Exercise prompt | Copy all lines below containing "рыбоводства".

___ Data entries ___

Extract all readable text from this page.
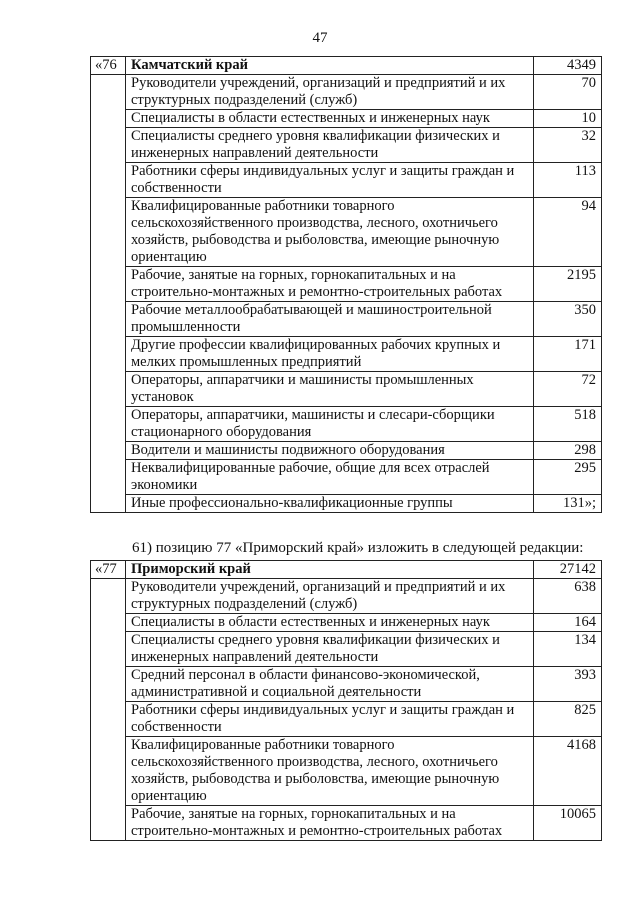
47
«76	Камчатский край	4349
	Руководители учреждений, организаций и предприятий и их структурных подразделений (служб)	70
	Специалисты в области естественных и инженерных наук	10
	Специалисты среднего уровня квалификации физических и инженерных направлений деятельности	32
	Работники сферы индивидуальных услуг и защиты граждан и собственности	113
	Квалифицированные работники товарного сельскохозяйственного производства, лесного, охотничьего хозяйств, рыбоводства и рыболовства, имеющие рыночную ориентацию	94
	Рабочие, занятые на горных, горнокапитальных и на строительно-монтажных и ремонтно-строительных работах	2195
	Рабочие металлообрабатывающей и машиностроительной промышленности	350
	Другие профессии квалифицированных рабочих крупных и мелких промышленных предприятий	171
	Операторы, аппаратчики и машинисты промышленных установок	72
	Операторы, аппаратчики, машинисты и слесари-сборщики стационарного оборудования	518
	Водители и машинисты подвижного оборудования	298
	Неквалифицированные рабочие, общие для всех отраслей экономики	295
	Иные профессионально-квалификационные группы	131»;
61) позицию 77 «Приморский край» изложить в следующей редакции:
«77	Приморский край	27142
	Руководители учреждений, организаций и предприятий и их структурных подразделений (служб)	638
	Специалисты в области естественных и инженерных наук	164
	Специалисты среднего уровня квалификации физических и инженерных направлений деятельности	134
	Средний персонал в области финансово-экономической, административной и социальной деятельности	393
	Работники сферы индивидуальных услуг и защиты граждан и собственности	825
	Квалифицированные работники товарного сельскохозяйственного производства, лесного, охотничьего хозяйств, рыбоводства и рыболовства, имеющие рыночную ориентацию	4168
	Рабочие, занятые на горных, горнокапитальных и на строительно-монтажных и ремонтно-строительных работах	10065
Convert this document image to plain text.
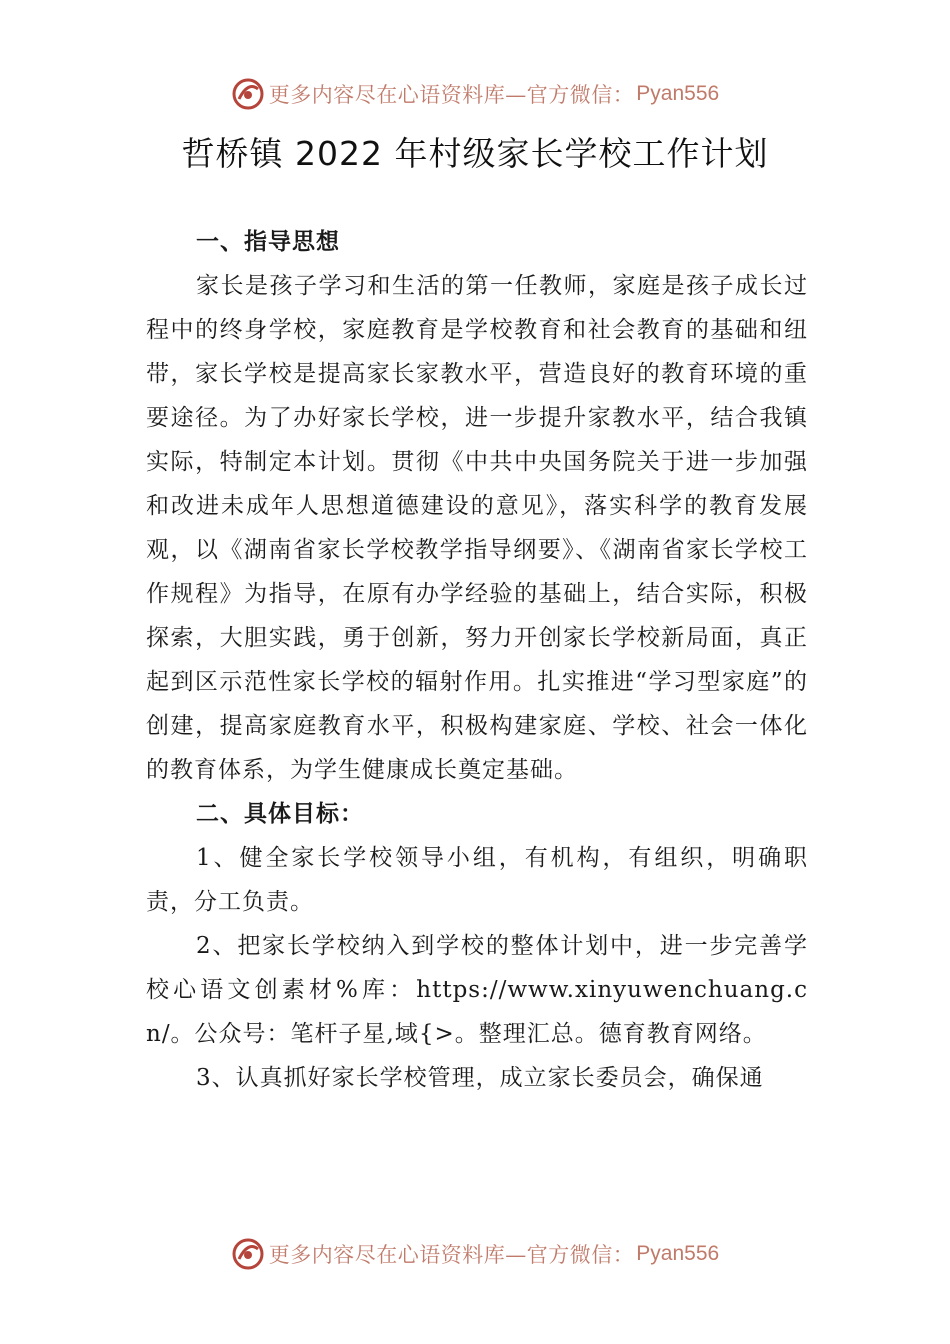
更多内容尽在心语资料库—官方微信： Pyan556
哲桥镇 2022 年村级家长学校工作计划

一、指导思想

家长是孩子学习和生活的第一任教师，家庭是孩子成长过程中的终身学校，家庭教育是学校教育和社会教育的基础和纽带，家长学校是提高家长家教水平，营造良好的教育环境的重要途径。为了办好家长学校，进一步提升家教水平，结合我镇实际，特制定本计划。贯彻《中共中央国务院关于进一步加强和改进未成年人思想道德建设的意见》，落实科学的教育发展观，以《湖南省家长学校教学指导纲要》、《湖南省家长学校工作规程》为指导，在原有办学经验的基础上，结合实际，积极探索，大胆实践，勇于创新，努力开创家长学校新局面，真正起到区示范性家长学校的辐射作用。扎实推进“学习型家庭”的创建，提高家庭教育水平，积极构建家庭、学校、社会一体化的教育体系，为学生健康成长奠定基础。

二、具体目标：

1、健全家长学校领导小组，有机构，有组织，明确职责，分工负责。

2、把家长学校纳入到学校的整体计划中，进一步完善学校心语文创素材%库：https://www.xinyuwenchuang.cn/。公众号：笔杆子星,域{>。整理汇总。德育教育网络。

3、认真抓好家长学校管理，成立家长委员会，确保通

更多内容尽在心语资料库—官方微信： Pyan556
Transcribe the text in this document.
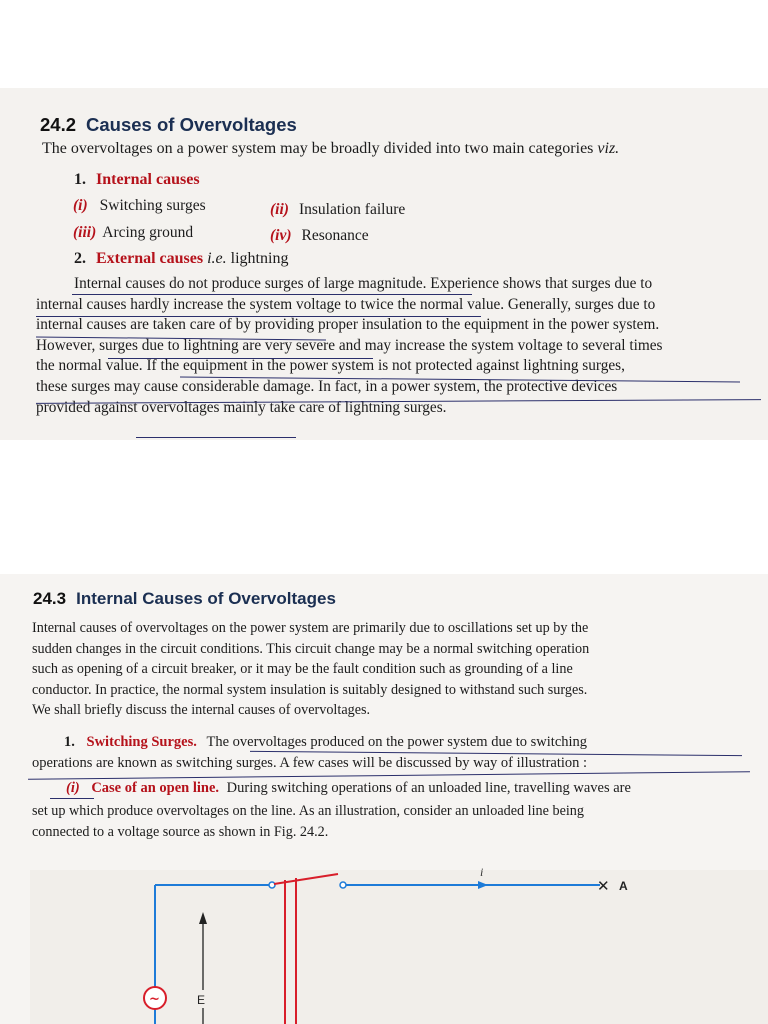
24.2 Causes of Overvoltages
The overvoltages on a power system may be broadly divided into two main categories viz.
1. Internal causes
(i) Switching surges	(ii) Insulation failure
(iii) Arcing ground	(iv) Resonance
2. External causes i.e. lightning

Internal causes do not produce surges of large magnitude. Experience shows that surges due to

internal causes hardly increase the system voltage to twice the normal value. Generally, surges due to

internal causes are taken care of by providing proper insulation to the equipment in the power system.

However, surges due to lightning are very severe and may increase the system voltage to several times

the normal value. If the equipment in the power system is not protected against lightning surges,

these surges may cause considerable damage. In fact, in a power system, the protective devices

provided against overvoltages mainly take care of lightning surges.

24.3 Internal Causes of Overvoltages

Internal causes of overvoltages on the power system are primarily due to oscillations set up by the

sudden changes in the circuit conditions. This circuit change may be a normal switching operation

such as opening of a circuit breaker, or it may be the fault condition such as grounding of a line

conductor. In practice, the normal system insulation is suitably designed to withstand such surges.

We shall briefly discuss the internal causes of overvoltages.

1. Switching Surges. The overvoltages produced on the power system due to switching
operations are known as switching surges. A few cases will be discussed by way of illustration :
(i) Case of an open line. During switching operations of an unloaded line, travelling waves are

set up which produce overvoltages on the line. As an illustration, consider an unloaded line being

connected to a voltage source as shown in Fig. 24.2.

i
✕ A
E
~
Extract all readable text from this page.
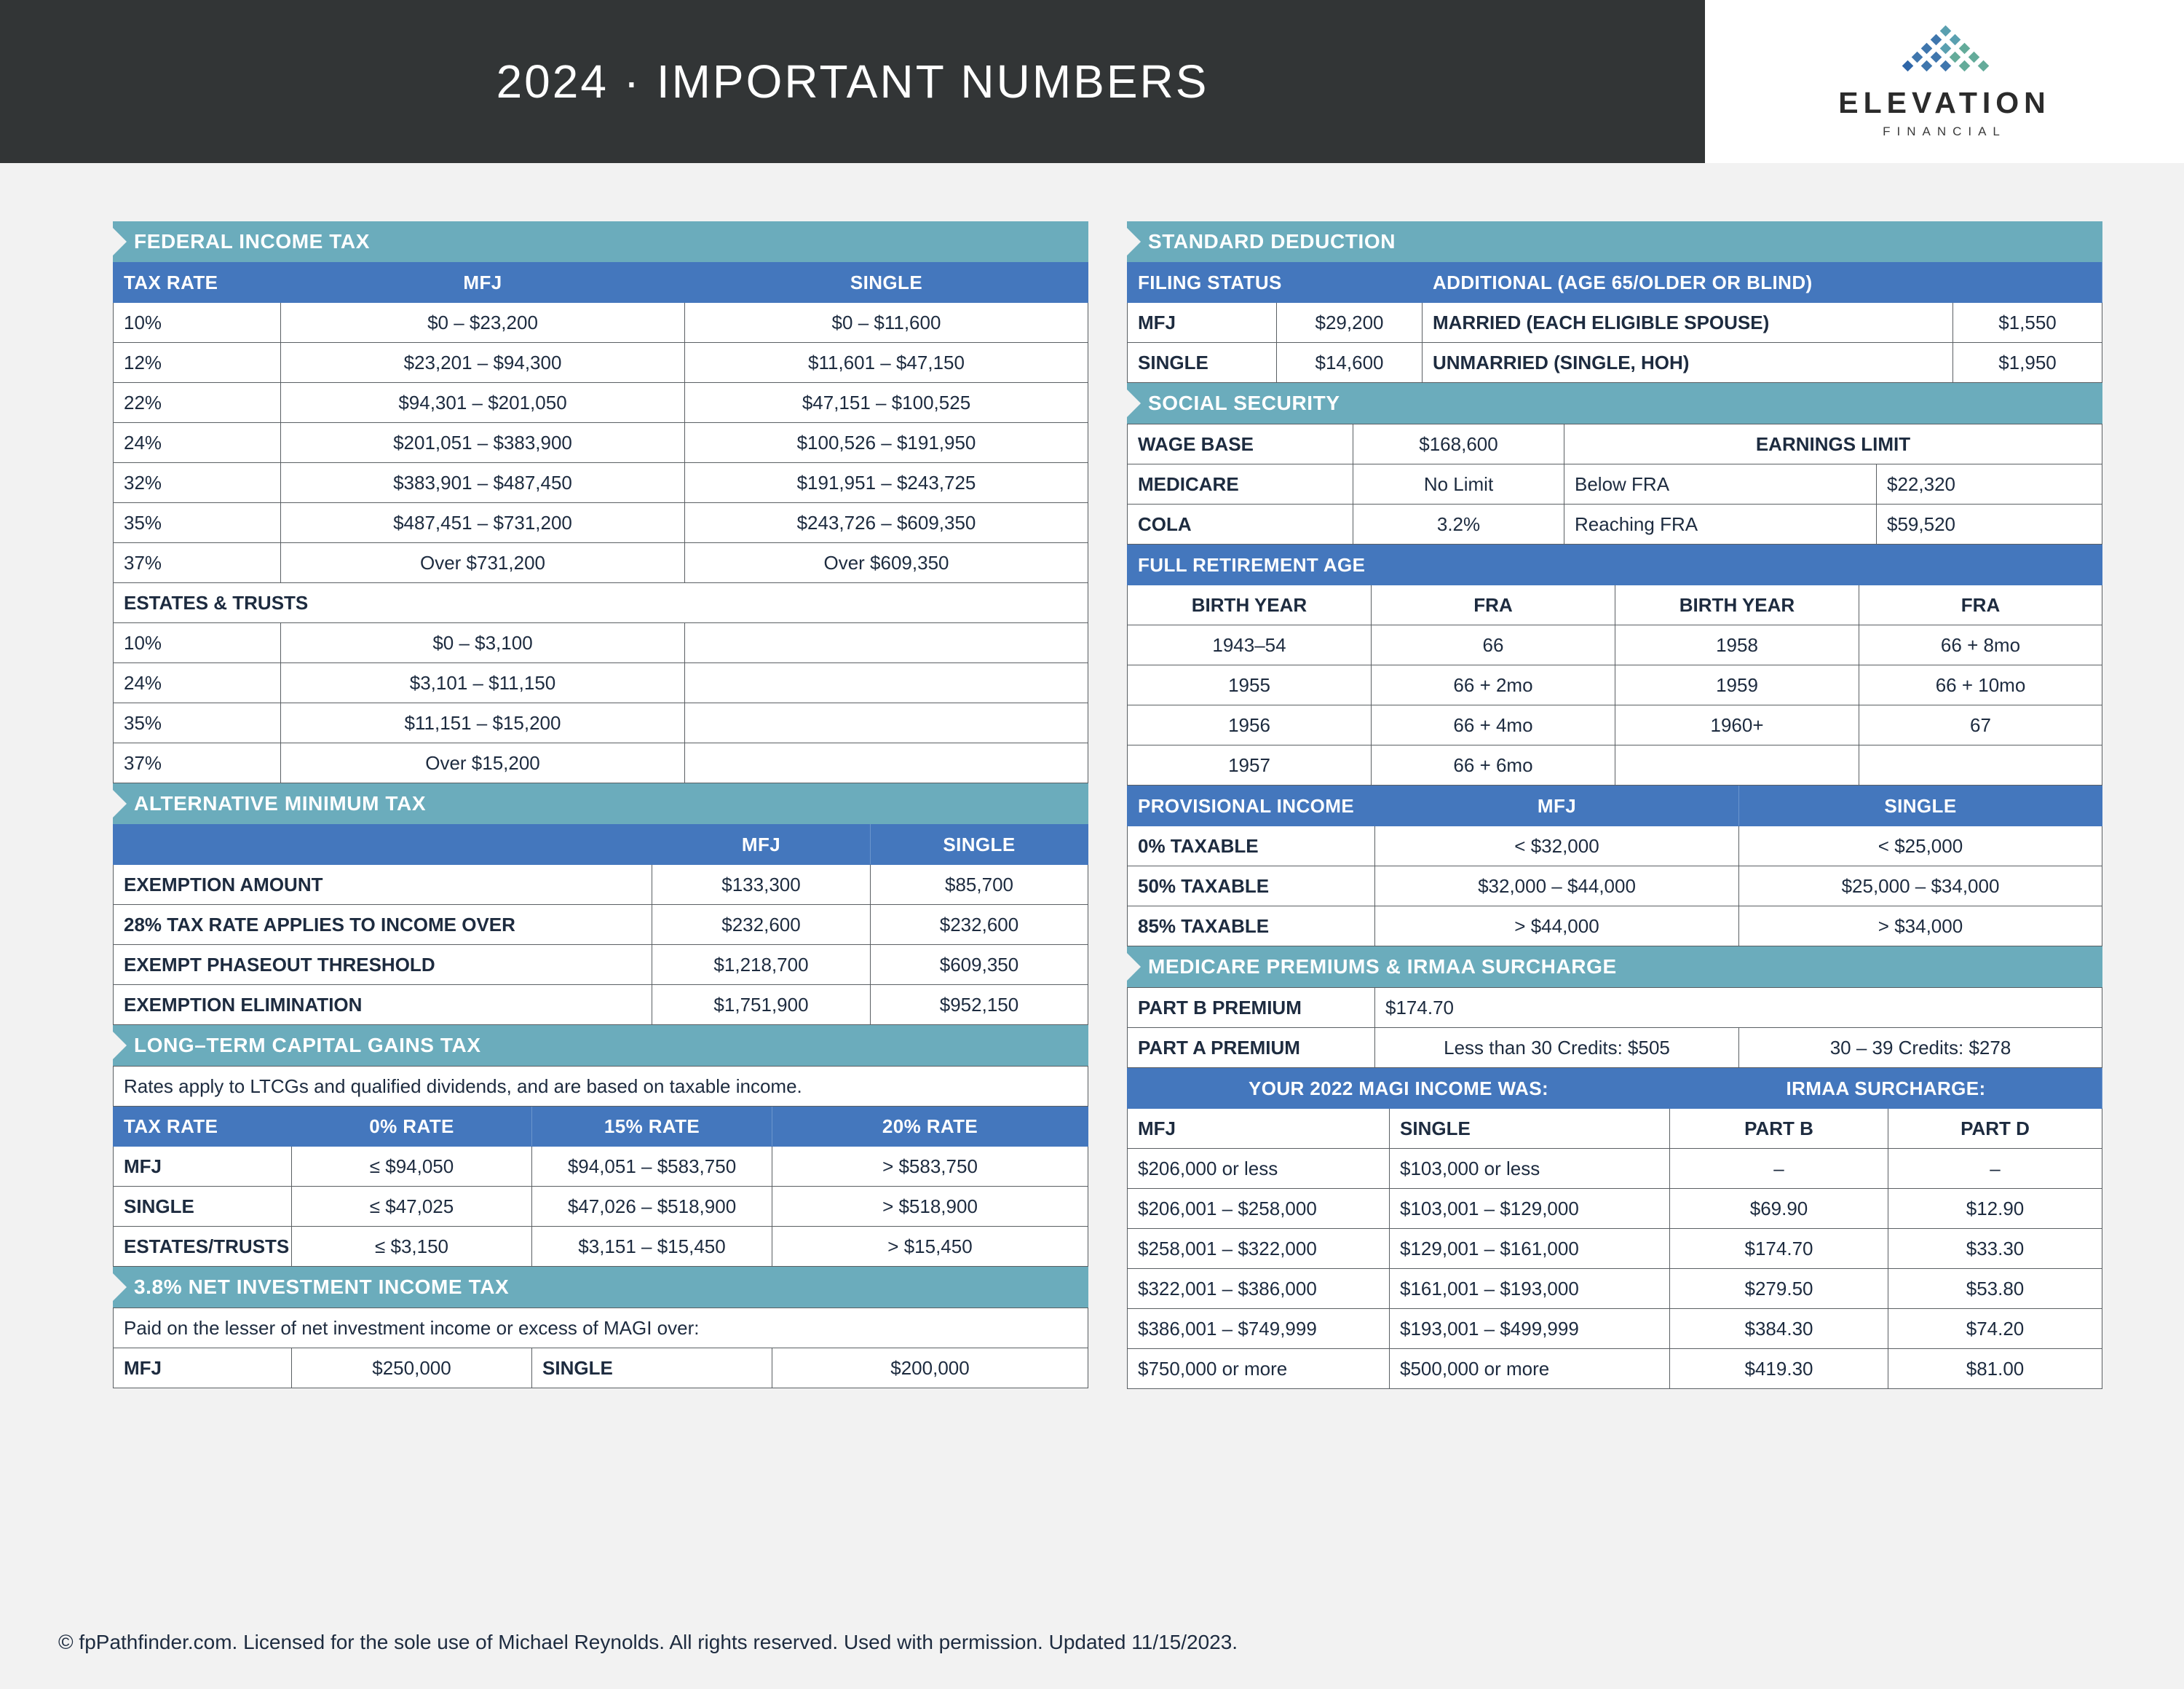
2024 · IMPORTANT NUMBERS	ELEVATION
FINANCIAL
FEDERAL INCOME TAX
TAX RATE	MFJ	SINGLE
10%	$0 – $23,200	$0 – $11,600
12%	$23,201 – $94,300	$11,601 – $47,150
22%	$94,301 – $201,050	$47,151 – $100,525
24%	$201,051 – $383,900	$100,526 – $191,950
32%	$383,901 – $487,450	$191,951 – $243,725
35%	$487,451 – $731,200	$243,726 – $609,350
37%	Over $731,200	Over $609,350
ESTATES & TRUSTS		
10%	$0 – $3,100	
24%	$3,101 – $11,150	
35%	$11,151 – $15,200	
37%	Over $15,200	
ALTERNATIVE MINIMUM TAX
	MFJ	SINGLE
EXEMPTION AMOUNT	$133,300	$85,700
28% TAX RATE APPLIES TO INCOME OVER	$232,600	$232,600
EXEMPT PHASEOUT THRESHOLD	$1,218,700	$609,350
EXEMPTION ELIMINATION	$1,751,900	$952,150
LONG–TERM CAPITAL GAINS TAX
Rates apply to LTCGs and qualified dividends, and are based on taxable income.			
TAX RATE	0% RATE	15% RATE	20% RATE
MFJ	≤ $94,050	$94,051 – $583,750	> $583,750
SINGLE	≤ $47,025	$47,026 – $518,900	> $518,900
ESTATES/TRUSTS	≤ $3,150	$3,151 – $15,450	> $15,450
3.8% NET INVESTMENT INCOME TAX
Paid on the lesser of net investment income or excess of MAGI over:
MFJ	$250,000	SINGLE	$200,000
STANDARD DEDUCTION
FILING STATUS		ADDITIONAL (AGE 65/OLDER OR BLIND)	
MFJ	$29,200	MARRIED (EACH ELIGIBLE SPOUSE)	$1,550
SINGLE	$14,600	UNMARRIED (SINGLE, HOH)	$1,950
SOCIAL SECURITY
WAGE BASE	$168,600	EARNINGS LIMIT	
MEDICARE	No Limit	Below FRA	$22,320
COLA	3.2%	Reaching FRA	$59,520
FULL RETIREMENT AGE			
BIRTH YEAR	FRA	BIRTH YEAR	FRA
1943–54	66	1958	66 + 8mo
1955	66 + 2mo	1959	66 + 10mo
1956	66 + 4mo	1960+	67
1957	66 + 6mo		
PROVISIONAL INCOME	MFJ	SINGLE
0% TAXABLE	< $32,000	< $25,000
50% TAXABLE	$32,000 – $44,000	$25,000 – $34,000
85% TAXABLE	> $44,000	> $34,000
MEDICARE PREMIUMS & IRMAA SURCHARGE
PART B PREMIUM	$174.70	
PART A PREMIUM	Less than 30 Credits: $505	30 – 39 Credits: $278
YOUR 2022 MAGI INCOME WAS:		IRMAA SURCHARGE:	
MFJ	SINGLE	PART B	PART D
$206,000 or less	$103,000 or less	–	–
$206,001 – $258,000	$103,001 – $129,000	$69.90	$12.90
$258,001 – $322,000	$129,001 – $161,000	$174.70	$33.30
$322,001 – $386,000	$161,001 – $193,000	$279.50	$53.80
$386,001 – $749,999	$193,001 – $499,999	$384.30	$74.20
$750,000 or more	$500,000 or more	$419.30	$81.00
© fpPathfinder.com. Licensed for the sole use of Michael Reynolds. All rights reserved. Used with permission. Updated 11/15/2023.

___

Solution to the problem |
	Квалифицированные работники товарного сельскохозяйственного производства, лесного, охотничьего хозяйств, рыбоводства и рыболовства, имеющие рыночную ориентацию	94
	Квалифицированные работники товарного сельскохозяйственного производства, лесного, охотничьего хозяйств, рыбоводства и рыболовства, имеющие рыночную ориентацию	4168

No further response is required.